→ **Exercise**
All entries are to be given again verbatim.

→ **Record excerpts**
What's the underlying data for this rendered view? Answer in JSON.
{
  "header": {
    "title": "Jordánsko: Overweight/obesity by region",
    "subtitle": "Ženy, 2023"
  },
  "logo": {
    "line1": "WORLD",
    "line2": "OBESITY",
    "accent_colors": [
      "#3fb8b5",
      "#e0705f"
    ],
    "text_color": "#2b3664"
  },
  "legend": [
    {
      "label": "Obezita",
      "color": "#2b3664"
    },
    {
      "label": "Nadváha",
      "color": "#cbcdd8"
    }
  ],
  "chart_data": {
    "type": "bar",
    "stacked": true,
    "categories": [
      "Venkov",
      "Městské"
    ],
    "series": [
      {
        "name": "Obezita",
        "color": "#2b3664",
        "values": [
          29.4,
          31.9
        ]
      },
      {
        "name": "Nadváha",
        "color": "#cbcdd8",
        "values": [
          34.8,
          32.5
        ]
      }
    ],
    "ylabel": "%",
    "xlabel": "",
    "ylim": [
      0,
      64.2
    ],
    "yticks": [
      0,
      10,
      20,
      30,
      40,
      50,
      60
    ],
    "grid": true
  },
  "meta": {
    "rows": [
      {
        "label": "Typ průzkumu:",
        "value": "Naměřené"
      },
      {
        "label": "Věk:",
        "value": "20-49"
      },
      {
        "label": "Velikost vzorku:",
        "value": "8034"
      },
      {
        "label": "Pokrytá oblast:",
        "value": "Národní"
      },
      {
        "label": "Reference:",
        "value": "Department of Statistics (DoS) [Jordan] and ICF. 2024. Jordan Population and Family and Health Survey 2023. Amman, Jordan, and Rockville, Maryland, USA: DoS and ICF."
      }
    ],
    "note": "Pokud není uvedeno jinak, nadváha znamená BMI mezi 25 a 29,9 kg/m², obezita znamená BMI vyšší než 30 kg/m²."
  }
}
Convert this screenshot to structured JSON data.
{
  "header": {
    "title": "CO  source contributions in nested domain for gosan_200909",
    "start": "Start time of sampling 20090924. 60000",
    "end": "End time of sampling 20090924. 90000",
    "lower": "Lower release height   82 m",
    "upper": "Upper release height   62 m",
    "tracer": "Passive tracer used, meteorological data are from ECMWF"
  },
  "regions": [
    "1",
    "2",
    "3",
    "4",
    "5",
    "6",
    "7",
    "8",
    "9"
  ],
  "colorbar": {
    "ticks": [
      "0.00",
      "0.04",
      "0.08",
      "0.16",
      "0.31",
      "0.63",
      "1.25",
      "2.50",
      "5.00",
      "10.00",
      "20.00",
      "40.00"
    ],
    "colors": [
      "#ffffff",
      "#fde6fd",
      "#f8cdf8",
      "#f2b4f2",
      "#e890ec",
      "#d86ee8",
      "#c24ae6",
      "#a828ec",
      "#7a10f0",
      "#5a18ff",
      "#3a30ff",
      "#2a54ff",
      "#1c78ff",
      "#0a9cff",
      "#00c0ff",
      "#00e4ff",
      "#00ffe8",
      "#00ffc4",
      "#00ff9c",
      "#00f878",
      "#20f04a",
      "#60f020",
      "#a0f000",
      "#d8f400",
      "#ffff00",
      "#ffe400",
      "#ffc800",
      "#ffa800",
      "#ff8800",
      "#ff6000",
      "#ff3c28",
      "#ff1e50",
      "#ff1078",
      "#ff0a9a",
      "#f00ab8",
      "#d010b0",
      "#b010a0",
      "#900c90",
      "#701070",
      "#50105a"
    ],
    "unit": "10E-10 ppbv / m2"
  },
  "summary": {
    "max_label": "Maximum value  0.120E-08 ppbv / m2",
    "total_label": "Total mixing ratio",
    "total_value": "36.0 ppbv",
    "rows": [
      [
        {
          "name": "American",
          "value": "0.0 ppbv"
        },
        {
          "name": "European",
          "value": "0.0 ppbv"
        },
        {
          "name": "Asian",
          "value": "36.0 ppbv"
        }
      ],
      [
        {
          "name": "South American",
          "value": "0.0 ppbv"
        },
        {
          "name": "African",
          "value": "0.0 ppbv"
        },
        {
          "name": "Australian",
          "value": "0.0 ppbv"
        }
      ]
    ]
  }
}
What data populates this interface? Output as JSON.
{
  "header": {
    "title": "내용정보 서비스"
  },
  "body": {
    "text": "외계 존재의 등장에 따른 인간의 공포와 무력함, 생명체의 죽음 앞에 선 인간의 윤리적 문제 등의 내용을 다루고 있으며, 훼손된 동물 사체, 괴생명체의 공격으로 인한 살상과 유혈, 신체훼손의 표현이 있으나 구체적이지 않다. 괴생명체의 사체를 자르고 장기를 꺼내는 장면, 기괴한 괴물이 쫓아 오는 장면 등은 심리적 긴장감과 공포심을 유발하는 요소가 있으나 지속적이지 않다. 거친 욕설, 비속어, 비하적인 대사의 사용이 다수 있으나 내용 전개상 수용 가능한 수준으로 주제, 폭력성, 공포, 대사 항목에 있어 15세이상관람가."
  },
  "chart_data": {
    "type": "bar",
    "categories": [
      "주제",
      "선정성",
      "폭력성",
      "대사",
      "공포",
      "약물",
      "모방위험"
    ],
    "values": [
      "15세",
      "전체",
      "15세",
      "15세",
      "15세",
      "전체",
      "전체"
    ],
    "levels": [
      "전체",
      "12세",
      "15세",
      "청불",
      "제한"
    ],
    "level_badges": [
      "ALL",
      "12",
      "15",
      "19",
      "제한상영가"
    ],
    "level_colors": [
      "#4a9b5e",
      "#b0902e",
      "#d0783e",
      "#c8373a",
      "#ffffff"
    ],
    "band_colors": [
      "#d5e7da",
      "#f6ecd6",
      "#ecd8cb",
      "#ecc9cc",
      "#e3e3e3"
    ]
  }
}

→ **Task result**
What's the underlying data for this rendered view? Answer in JSON.
{
  "header": {
    "title": "Jordánsko: Overweight/obesity by region",
    "subtitle": "Ženy, 2023"
  },
  "logo": {
    "line1": "WORLD",
    "line2": "OBESITY",
    "accent_colors": [
      "#3fb8b5",
      "#e0705f"
    ],
    "text_color": "#2b3664"
  },
  "legend": [
    {
      "label": "Obezita",
      "color": "#2b3664"
    },
    {
      "label": "Nadváha",
      "color": "#cbcdd8"
    }
  ],
  "chart_data": {
    "type": "bar",
    "stacked": true,
    "categories": [
      "Venkov",
      "Městské"
    ],
    "series": [
      {
        "name": "Obezita",
        "color": "#2b3664",
        "values": [
          29.4,
          31.9
        ]
      },
      {
        "name": "Nadváha",
        "color": "#cbcdd8",
        "values": [
          34.8,
          32.5
        ]
      }
    ],
    "ylabel": "%",
    "xlabel": "",
    "ylim": [
      0,
      64.2
    ],
    "yticks": [
      0,
      10,
      20,
      30,
      40,
      50,
      60
    ],
    "grid": true
  },
  "meta": {
    "rows": [
      {
        "label": "Typ průzkumu:",
        "value": "Naměřené"
      },
      {
        "label": "Věk:",
        "value": "20-49"
      },
      {
        "label": "Velikost vzorku:",
        "value": "8034"
      },
      {
        "label": "Pokrytá oblast:",
        "value": "Národní"
      },
      {
        "label": "Reference:",
        "value": "Department of Statistics (DoS) [Jordan] and ICF. 2024. Jordan Population and Family and Health Survey 2023. Amman, Jordan, and Rockville, Maryland, USA: DoS and ICF."
      }
    ],
    "note": "Pokud není uvedeno jinak, nadváha znamená BMI mezi 25 a 29,9 kg/m², obezita znamená BMI vyšší než 30 kg/m²."
  }
}
Convert this screenshot to structured JSON data.
{
  "header": {
    "title": "CO  source contributions in nested domain for gosan_200909",
    "start": "Start time of sampling 20090924. 60000",
    "end": "End time of sampling 20090924. 90000",
    "lower": "Lower release height   82 m",
    "upper": "Upper release height   62 m",
    "tracer": "Passive tracer used, meteorological data are from ECMWF"
  },
  "regions": [
    "1",
    "2",
    "3",
    "4",
    "5",
    "6",
    "7",
    "8",
    "9"
  ],
  "colorbar": {
    "ticks": [
      "0.00",
      "0.04",
      "0.08",
      "0.16",
      "0.31",
      "0.63",
      "1.25",
      "2.50",
      "5.00",
      "10.00",
      "20.00",
      "40.00"
    ],
    "colors": [
      "#ffffff",
      "#fde6fd",
      "#f8cdf8",
      "#f2b4f2",
      "#e890ec",
      "#d86ee8",
      "#c24ae6",
      "#a828ec",
      "#7a10f0",
      "#5a18ff",
      "#3a30ff",
      "#2a54ff",
      "#1c78ff",
      "#0a9cff",
      "#00c0ff",
      "#00e4ff",
      "#00ffe8",
      "#00ffc4",
      "#00ff9c",
      "#00f878",
      "#20f04a",
      "#60f020",
      "#a0f000",
      "#d8f400",
      "#ffff00",
      "#ffe400",
      "#ffc800",
      "#ffa800",
      "#ff8800",
      "#ff6000",
      "#ff3c28",
      "#ff1e50",
      "#ff1078",
      "#ff0a9a",
      "#f00ab8",
      "#d010b0",
      "#b010a0",
      "#900c90",
      "#701070",
      "#50105a"
    ],
    "unit": "10E-10 ppbv / m2"
  },
  "summary": {
    "max_label": "Maximum value  0.120E-08 ppbv / m2",
    "total_label": "Total mixing ratio",
    "total_value": "36.0 ppbv",
    "rows": [
      [
        {
          "name": "American",
          "value": "0.0 ppbv"
        },
        {
          "name": "European",
          "value": "0.0 ppbv"
        },
        {
          "name": "Asian",
          "value": "36.0 ppbv"
        }
      ],
      [
        {
          "name": "South American",
          "value": "0.0 ppbv"
        },
        {
          "name": "African",
          "value": "0.0 ppbv"
        },
        {
          "name": "Australian",
          "value": "0.0 ppbv"
        }
      ]
    ]
  }
}
What data populates this interface? Output as JSON.
{
  "header": {
    "title": "내용정보 서비스"
  },
  "body": {
    "text": "외계 존재의 등장에 따른 인간의 공포와 무력함, 생명체의 죽음 앞에 선 인간의 윤리적 문제 등의 내용을 다루고 있으며, 훼손된 동물 사체, 괴생명체의 공격으로 인한 살상과 유혈, 신체훼손의 표현이 있으나 구체적이지 않다. 괴생명체의 사체를 자르고 장기를 꺼내는 장면, 기괴한 괴물이 쫓아 오는 장면 등은 심리적 긴장감과 공포심을 유발하는 요소가 있으나 지속적이지 않다. 거친 욕설, 비속어, 비하적인 대사의 사용이 다수 있으나 내용 전개상 수용 가능한 수준으로 주제, 폭력성, 공포, 대사 항목에 있어 15세이상관람가."
  },
  "chart_data": {
    "type": "bar",
    "categories": [
      "주제",
      "선정성",
      "폭력성",
      "대사",
      "공포",
      "약물",
      "모방위험"
    ],
    "values": [
      "15세",
      "전체",
      "15세",
      "15세",
      "15세",
      "전체",
      "전체"
    ],
    "levels": [
      "전체",
      "12세",
      "15세",
      "청불",
      "제한"
    ],
    "level_badges": [
      "ALL",
      "12",
      "15",
      "19",
      "제한상영가"
    ],
    "level_colors": [
      "#4a9b5e",
      "#b0902e",
      "#d0783e",
      "#c8373a",
      "#ffffff"
    ],
    "band_colors": [
      "#d5e7da",
      "#f6ecd6",
      "#ecd8cb",
      "#ecc9cc",
      "#e3e3e3"
    ]
  }
}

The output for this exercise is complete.